> **Given instruction**:
Can you rewrite every item below as a numbered list, dropping any blank lines and leaving out the pictures?

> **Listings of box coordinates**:
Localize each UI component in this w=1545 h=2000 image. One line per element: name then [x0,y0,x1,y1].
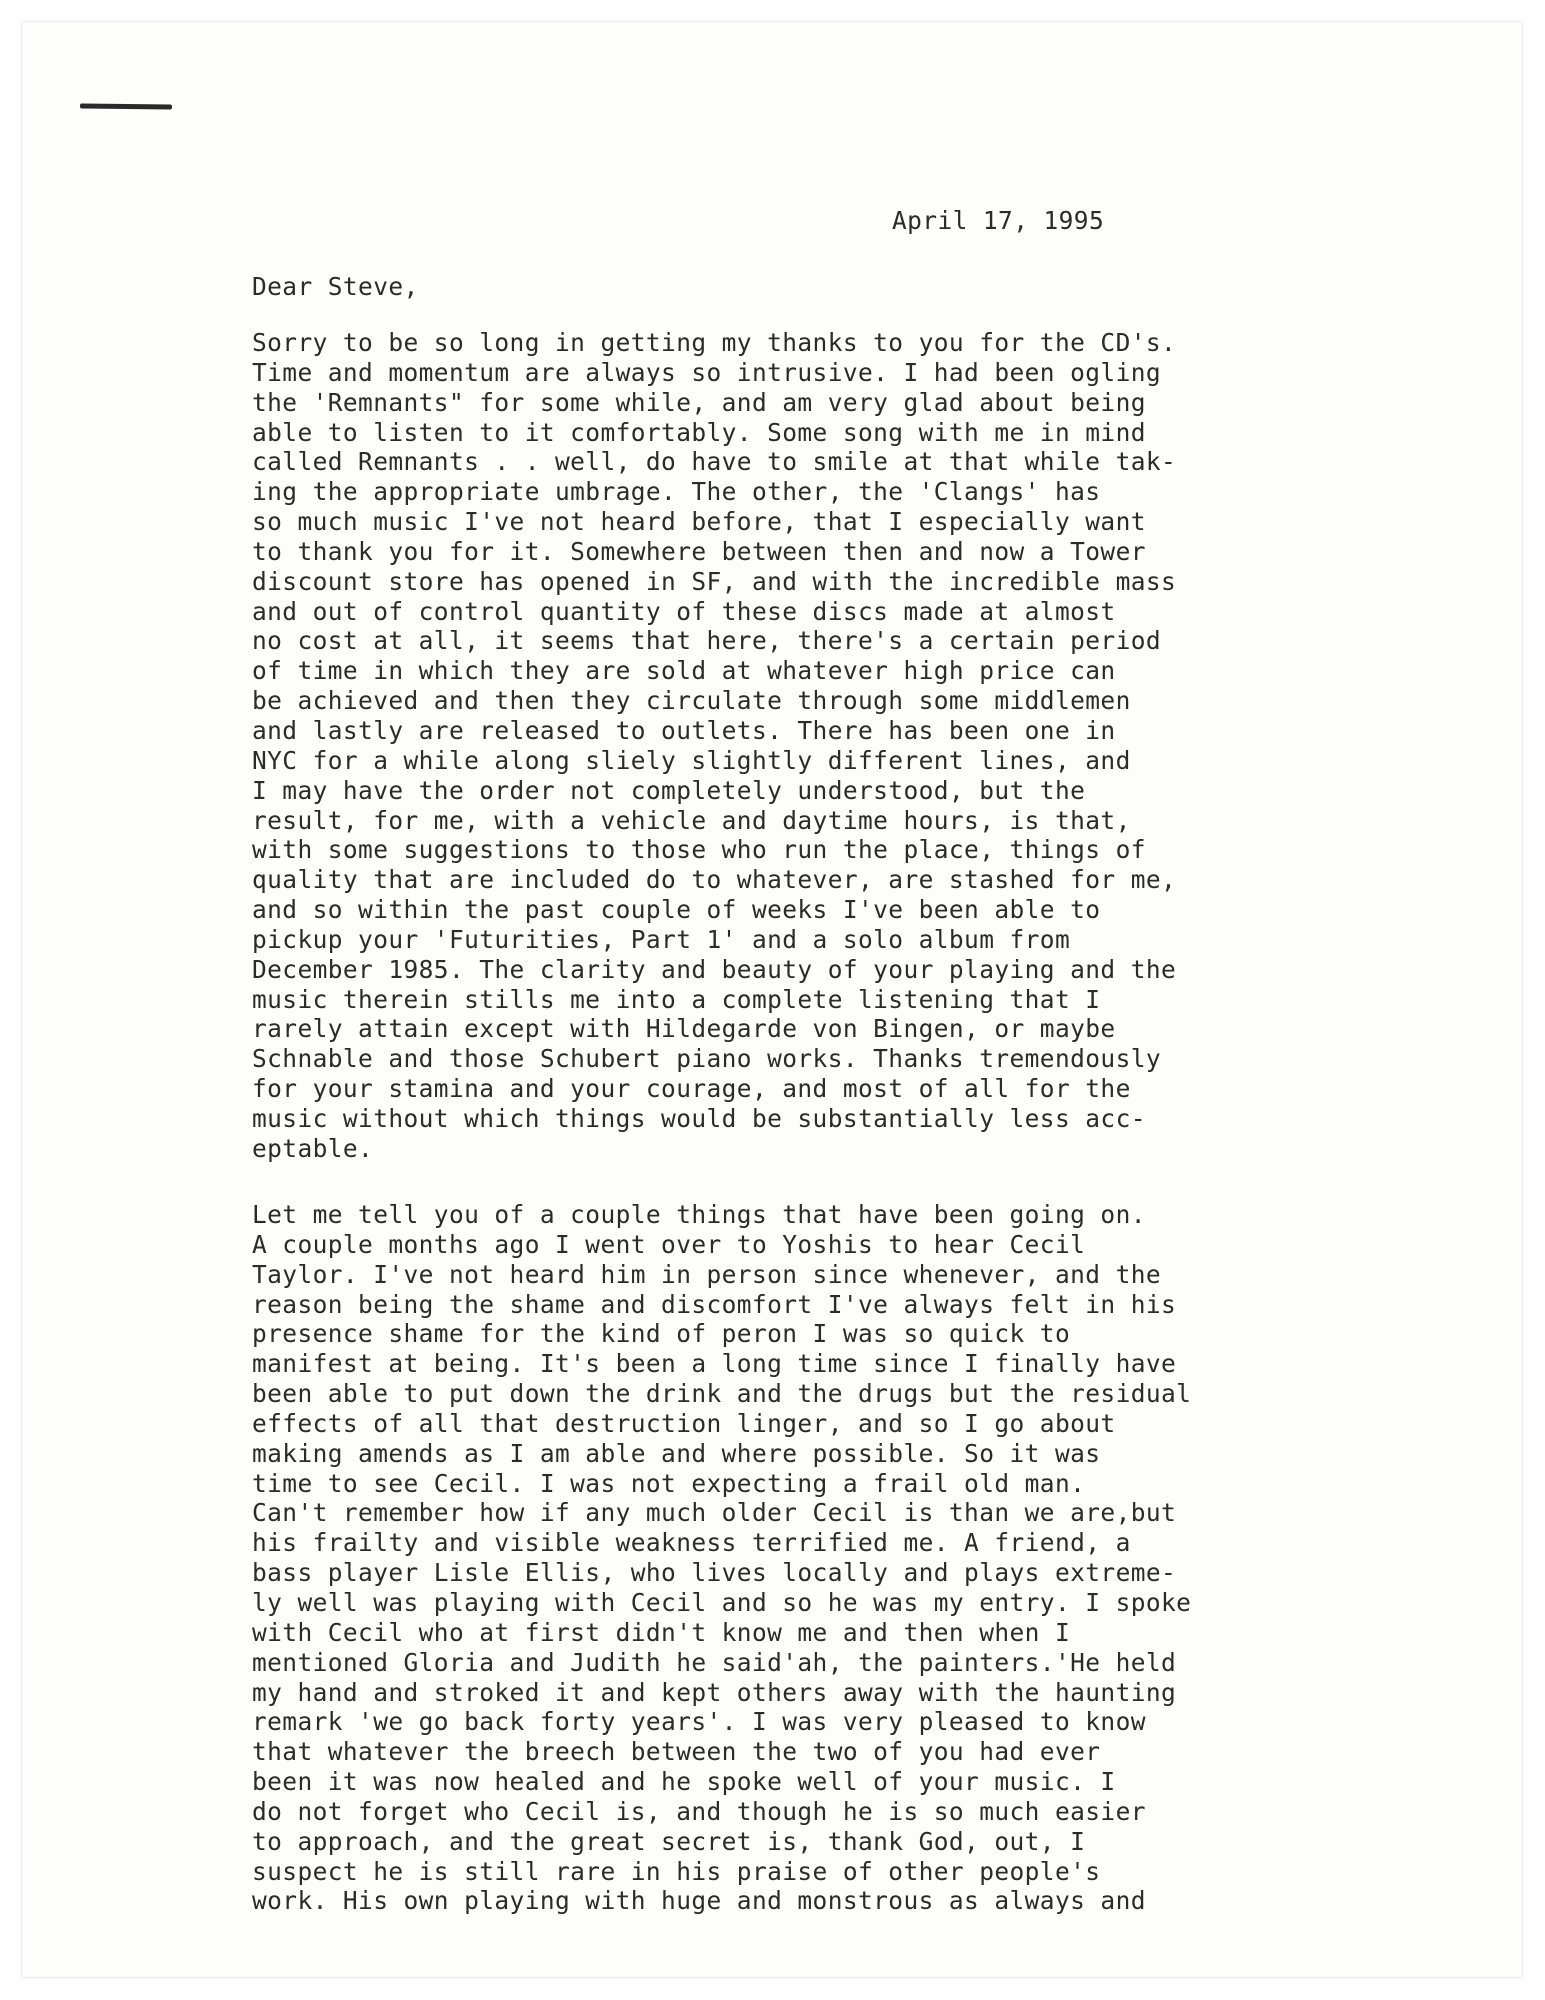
text-line: reason being the shame and discomfort I've always felt in his [252,1289,1177,1319]
text-line: music without which things would be substantially less acc- [252,1103,1146,1133]
text-line: manifest at being. It's been a long time since I finally have [252,1349,1177,1379]
text-line: with some suggestions to those who run the place, things of [252,835,1146,865]
text-line: and out of control quantity of these discs made at almost [252,596,1116,626]
text-line: pickup your 'Futurities, Part 1' and a solo album from [252,924,1071,954]
text-line: no cost at all, it seems that here, there's a certain period [252,626,1162,656]
text-line: music therein stills me into a complete listening that I [252,984,1101,1014]
text-line: for your stamina and your courage, and most of all for the [252,1074,1131,1104]
text-line: my hand and stroked it and kept others away with the haunting [252,1677,1177,1707]
text-line: NYC for a while along sliely slightly different lines, and [252,745,1131,775]
text-line: of time in which they are sold at whatever high price can [252,656,1116,686]
text-line: do not forget who Cecil is, and though he is so much easier [252,1796,1146,1826]
text-line: been it was now healed and he spoke well of your music. I [252,1767,1116,1797]
text-line: result, for me, with a vehicle and daytime hours, is that, [252,805,1131,835]
text-line: the 'Remnants" for some while, and am very glad about being [252,387,1146,417]
text-line: remark 'we go back forty years'. I was very pleased to know [252,1707,1146,1737]
text-line: called Remnants . . well, do have to smile at that while tak- [252,447,1177,477]
text-line: suspect he is still rare in his praise of other people's [252,1856,1101,1886]
text-line: presence shame for the kind of peron I was so quick to [252,1319,1071,1349]
text-line: Time and momentum are always so intrusive. I had been ogling [252,357,1162,387]
text-line: quality that are included do to whatever, are stashed for me, [252,865,1177,895]
text-line: and so within the past couple of weeks I've been able to [252,895,1101,925]
letter-page [22,22,1522,1977]
text-line: Sorry to be so long in getting my thanks to you for the CD's. [252,328,1177,357]
text-line: I may have the order not completely understood, but the [252,775,1086,805]
text-line: be achieved and then they circulate through some middlemen [252,686,1131,716]
text-line: time to see Cecil. I was not expecting a frail old man. [252,1468,1086,1498]
text-line: to thank you for it. Somewhere between then and now a Tower [252,536,1146,566]
text-line: so much music I've not heard before, that I especially want [252,507,1146,537]
text-line: discount store has opened in SF, and with the incredible mass [252,566,1177,596]
text-line: eptable. [252,1133,374,1163]
text-line: and lastly are released to outlets. There has been one in [252,715,1116,745]
text-line: his frailty and visible weakness terrified me. A friend, a [252,1528,1131,1558]
staple-mark [80,104,172,110]
text-line: effects of all that destruction linger, and so I go about [252,1408,1116,1438]
text-line: work. His own playing with huge and monstrous as always and [252,1886,1146,1916]
text-line: Can't remember how if any much older Cecil is than we are,but [252,1498,1177,1528]
text-line: bass player Lisle Ellis, who lives locally and plays extreme- [252,1558,1177,1588]
text-line: Taylor. I've not heard him in person since whenever, and the [252,1259,1162,1289]
text-line: Schnable and those Schubert piano works. Thanks tremendously [252,1044,1162,1074]
letter-date: April 17, 1995 [892,206,1105,235]
letter-salutation: Dear Steve, [252,272,419,301]
text-line: ing the appropriate umbrage. The other, the 'Clangs' has [252,477,1101,507]
text-line: with Cecil who at first didn't know me and then when I [252,1617,1071,1647]
text-line: to approach, and the great secret is, thank God, out, I [252,1826,1086,1856]
text-line: mentioned Gloria and Judith he said'ah, the painters.'He held [252,1647,1177,1677]
text-line: ly well was playing with Cecil and so he was my entry. I spoke [252,1587,1192,1617]
text-line: able to listen to it comfortably. Some song with me in mind [252,417,1146,447]
text-line: Let me tell you of a couple things that have been going on. [252,1200,1146,1229]
paragraph-1 [252,328,1176,1164]
text-line: December 1985. The clarity and beauty of your playing and the [252,954,1177,984]
text-line: A couple months ago I went over to Yoshis to hear Cecil [252,1229,1086,1259]
text-line: rarely attain except with Hildegarde von Bingen, or maybe [252,1014,1116,1044]
paragraph-2 [252,1200,1191,1916]
text-line: been able to put down the drink and the drugs but the residual [252,1379,1192,1409]
text-line: that whatever the breech between the two of you had ever [252,1737,1101,1767]
text-line: making amends as I am able and where possible. So it was [252,1438,1101,1468]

> **Answer in full**:
1. Localize each UI component in this w=1545 h=2000 image. One line per element: name then [x0,y0,x1,y1].
2. text-line: reason being the shame and discomfort I've always felt in his [252,1289,1177,1319]
3. text-line: music without which things would be substantially less acc- [252,1103,1146,1133]
4. text-line: manifest at being. It's been a long time since I finally have [252,1349,1177,1379]
5. text-line: with some suggestions to those who run the place, things of [252,835,1146,865]
6. text-line: and out of control quantity of these discs made at almost [252,596,1116,626]
7. text-line: pickup your 'Futurities, Part 1' and a solo album from [252,924,1071,954]
8. text-line: no cost at all, it seems that here, there's a certain period [252,626,1162,656]
9. text-line: music therein stills me into a complete listening that I [252,984,1101,1014]
10. text-line: for your stamina and your courage, and most of all for the [252,1074,1131,1104]
11. text-line: my hand and stroked it and kept others away with the haunting [252,1677,1177,1707]
12. text-line: NYC for a while along sliely slightly different lines, and [252,745,1131,775]
13. text-line: of time in which they are sold at whatever high price can [252,656,1116,686]
14. text-line: do not forget who Cecil is, and though he is so much easier [252,1796,1146,1826]
15. text-line: been it was now healed and he spoke well of your music. I [252,1767,1116,1797]
16. text-line: result, for me, with a vehicle and daytime hours, is that, [252,805,1131,835]
17. text-line: the 'Remnants" for some while, and am very glad about being [252,387,1146,417]
18. text-line: remark 'we go back forty years'. I was very pleased to know [252,1707,1146,1737]
19. text-line: called Remnants . . well, do have to smile at that while tak- [252,447,1177,477]
20. text-line: suspect he is still rare in his praise of other people's [252,1856,1101,1886]
21. text-line: presence shame for the kind of peron I was so quick to [252,1319,1071,1349]
22. text-line: Time and momentum are always so intrusive. I had been ogling [252,357,1162,387]
23. text-line: quality that are included do to whatever, are stashed for me, [252,865,1177,895]
24. text-line: and so within the past couple of weeks I've been able to [252,895,1101,925]
25. letter-page [22,22,1522,1977]
26. text-line: Sorry to be so long in getting my thanks to you for the CD's. [252,328,1177,357]
27. text-line: I may have the order not completely understood, but the [252,775,1086,805]
28. text-line: be achieved and then they circulate through some middlemen [252,686,1131,716]
29. text-line: time to see Cecil. I was not expecting a frail old man. [252,1468,1086,1498]
30. text-line: to thank you for it. Somewhere between then and now a Tower [252,536,1146,566]
31. text-line: so much music I've not heard before, that I especially want [252,507,1146,537]
32. text-line: discount store has opened in SF, and with the incredible mass [252,566,1177,596]
33. text-line: eptable. [252,1133,374,1163]
34. text-line: and lastly are released to outlets. There has been one in [252,715,1116,745]
35. text-line: his frailty and visible weakness terrified me. A friend, a [252,1528,1131,1558]
36. staple-mark [80,104,172,110]
37. text-line: effects of all that destruction linger, and so I go about [252,1408,1116,1438]
38. text-line: work. His own playing with huge and monstrous as always and [252,1886,1146,1916]
39. text-line: Can't remember how if any much older Cecil is than we are,but [252,1498,1177,1528]
40. text-line: bass player Lisle Ellis, who lives locally and plays extreme- [252,1558,1177,1588]
41. text-line: Taylor. I've not heard him in person since whenever, and the [252,1259,1162,1289]
42. text-line: Schnable and those Schubert piano works. Thanks tremendously [252,1044,1162,1074]
43. letter-date: April 17, 1995 [892,206,1105,235]
44. letter-salutation: Dear Steve, [252,272,419,301]
45. text-line: ing the appropriate umbrage. The other, the 'Clangs' has [252,477,1101,507]
46. text-line: with Cecil who at first didn't know me and then when I [252,1617,1071,1647]
47. text-line: to approach, and the great secret is, thank God, out, I [252,1826,1086,1856]
48. text-line: mentioned Gloria and Judith he said'ah, the painters.'He held [252,1647,1177,1677]
49. text-line: ly well was playing with Cecil and so he was my entry. I spoke [252,1587,1192,1617]
50. text-line: able to listen to it comfortably. Some song with me in mind [252,417,1146,447]
51. text-line: Let me tell you of a couple things that have been going on. [252,1200,1146,1229]
52. paragraph-1 [252,328,1176,1164]
53. text-line: December 1985. The clarity and beauty of your playing and the [252,954,1177,984]
54. text-line: A couple months ago I went over to Yoshis to hear Cecil [252,1229,1086,1259]
55. text-line: rarely attain except with Hildegarde von Bingen, or maybe [252,1014,1116,1044]
56. paragraph-2 [252,1200,1191,1916]
57. text-line: been able to put down the drink and the drugs but the residual [252,1379,1192,1409]
58. text-line: that whatever the breech between the two of you had ever [252,1737,1101,1767]
59. text-line: making amends as I am able and where possible. So it was [252,1438,1101,1468]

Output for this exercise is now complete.